→ **YOUR INSTRUCTIONS**
Select every line containing the word "Tempat" from the material, and copy those lines.

Saved data entries:

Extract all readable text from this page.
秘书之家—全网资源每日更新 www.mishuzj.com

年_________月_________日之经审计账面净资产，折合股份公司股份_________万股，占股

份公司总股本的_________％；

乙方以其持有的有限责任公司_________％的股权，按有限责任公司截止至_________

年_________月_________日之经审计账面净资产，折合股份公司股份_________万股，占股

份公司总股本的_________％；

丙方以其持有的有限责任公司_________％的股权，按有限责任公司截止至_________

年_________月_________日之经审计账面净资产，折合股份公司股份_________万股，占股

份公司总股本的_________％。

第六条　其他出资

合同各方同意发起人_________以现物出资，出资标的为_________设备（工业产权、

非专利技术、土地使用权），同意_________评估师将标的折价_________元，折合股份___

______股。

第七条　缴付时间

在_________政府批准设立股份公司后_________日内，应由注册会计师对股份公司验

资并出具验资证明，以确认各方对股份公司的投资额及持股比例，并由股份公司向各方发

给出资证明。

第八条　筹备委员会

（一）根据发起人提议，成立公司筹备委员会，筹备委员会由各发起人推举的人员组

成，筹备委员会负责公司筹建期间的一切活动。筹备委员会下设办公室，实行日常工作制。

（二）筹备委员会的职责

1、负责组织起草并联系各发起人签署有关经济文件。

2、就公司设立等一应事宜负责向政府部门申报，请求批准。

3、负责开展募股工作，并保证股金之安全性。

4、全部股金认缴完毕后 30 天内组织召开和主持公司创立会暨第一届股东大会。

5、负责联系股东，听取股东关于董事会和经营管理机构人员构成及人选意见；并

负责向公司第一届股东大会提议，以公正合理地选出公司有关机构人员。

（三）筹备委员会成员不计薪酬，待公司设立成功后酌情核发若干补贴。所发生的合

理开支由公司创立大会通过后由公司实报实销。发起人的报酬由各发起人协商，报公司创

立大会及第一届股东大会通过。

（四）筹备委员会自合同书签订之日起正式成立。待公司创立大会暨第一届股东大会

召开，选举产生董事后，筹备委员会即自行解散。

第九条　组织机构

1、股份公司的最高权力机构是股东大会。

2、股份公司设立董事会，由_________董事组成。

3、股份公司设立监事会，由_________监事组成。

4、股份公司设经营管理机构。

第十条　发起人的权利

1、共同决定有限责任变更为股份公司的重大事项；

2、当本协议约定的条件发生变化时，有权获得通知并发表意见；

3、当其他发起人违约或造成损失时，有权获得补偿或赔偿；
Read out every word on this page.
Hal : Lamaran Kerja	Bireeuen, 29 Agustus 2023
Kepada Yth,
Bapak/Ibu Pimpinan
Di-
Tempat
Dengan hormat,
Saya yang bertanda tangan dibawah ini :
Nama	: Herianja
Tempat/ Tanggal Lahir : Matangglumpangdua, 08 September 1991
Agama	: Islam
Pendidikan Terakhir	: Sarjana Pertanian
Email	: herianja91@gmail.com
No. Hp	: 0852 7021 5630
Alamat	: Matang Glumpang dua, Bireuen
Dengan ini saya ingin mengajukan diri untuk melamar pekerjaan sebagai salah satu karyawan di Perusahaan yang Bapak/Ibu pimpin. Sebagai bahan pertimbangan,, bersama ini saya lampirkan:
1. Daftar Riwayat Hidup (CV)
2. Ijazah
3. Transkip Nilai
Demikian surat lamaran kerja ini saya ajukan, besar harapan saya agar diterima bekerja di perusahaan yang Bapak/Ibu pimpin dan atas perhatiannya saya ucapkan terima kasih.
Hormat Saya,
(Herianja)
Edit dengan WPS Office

→ **CORRECT OUTPUT**
Tempat
Tempat/ Tanggal Lahir : Matangglumpangdua, 08 September 1991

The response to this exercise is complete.